Data extracted from a collection
-*-*-

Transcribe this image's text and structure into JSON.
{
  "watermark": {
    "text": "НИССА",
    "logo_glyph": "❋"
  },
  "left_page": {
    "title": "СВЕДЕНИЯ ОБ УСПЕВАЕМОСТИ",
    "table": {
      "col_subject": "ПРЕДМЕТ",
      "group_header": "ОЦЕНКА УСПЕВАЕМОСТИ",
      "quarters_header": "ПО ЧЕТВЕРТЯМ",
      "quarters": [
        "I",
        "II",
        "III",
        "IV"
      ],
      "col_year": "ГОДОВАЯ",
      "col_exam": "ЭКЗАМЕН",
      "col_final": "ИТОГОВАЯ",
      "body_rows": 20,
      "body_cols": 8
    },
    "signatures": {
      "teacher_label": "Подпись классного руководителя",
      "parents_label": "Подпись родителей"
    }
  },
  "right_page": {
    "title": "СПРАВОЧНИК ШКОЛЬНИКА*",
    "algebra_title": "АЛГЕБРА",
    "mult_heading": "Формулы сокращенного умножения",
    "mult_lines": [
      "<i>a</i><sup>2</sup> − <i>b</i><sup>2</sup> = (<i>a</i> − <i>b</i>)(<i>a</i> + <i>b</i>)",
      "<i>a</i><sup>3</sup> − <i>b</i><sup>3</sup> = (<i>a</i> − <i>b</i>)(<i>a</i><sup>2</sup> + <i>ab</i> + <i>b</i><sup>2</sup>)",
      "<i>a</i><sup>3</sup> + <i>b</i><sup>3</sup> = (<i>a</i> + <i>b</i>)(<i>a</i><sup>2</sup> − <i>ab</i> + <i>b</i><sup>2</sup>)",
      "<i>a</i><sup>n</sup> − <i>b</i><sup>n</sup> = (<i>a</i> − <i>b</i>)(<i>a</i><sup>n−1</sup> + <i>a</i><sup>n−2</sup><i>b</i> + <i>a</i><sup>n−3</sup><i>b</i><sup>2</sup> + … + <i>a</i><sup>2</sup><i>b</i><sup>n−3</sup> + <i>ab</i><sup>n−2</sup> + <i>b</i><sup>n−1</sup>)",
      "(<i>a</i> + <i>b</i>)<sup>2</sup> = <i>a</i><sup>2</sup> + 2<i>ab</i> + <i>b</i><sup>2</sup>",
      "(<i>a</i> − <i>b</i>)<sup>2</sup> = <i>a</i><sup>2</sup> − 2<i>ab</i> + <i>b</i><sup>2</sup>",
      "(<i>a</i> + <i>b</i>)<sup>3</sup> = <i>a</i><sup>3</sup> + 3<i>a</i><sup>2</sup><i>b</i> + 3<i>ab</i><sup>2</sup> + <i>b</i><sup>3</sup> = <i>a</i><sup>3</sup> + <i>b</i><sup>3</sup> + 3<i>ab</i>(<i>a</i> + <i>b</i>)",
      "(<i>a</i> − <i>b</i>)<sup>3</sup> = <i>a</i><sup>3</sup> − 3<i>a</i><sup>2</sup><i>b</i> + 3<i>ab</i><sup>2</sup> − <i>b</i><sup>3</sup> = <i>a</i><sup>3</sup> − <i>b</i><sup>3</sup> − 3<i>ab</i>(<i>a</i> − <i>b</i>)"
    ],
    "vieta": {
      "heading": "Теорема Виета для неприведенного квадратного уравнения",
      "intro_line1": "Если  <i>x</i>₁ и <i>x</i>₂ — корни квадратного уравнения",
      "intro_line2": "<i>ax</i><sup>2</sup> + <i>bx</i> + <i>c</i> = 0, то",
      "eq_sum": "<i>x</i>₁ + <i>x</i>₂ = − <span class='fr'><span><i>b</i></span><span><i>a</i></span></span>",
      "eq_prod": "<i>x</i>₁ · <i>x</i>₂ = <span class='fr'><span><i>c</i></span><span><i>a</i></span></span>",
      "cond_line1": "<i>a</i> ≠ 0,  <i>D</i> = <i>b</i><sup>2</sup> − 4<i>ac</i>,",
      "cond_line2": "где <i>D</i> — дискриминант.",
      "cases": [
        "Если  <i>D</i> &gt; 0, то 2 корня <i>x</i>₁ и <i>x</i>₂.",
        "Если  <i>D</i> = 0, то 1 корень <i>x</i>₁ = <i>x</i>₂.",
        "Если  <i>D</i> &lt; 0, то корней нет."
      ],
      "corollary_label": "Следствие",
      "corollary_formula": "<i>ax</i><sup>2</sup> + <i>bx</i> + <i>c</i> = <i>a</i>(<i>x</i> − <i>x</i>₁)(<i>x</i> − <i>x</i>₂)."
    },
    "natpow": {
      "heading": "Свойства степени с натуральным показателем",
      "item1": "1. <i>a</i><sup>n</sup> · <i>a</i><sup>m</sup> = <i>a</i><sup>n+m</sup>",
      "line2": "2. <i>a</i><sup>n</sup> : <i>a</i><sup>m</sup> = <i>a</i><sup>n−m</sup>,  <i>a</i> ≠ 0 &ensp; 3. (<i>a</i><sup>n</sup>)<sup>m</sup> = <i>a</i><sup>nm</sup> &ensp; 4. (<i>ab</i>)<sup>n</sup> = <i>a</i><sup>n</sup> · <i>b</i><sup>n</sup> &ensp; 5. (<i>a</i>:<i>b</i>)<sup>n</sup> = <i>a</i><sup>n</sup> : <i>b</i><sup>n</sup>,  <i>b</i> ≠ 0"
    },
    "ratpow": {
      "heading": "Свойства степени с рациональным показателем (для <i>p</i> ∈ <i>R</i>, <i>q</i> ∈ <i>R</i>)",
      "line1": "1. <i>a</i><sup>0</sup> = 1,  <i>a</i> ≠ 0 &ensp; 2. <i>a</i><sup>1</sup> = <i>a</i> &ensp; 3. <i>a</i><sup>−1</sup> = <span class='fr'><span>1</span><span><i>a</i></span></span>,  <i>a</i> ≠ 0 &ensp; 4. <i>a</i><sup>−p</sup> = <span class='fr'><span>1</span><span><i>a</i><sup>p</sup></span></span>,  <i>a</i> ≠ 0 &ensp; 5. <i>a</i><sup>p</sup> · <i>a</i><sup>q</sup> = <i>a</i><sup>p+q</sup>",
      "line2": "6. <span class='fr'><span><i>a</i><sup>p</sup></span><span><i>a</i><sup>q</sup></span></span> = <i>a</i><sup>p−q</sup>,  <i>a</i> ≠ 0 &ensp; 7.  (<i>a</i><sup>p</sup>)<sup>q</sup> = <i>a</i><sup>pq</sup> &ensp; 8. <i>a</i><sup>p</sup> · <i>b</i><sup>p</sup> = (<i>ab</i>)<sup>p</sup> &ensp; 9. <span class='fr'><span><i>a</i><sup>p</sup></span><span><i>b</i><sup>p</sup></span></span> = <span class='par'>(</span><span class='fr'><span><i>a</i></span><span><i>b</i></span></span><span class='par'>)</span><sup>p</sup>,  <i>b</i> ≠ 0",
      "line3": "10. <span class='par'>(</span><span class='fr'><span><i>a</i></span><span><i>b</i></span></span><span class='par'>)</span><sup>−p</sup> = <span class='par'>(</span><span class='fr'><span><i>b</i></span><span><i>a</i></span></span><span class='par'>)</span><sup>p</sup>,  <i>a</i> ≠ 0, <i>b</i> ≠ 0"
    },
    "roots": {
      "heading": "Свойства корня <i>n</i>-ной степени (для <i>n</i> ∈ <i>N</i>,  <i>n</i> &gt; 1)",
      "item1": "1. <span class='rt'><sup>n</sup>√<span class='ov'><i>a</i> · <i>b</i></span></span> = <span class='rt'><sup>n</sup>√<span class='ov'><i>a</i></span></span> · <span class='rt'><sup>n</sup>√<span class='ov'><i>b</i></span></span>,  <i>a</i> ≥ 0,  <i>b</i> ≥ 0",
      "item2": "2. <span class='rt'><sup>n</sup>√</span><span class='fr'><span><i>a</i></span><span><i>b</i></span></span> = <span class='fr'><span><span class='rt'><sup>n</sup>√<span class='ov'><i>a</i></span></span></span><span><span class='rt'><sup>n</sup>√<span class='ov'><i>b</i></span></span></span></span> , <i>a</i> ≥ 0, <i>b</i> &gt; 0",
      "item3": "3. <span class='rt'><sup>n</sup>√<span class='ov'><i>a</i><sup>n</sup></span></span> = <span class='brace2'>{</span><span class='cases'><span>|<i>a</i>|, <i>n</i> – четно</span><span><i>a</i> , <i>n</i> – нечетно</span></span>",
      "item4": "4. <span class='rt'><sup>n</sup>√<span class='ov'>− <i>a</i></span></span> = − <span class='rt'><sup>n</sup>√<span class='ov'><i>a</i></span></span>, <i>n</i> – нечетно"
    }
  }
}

-*-*-

**Your goal**
Copy the lines from the entries above in which the word "квадратного" appears.

**Result of this exercise**
      "heading": "Теорема Виета для неприведенного квадратного уравнения",
      "intro_line1": "Если  <i>x</i>₁ и <i>x</i>₂ — корни квадратного уравнения",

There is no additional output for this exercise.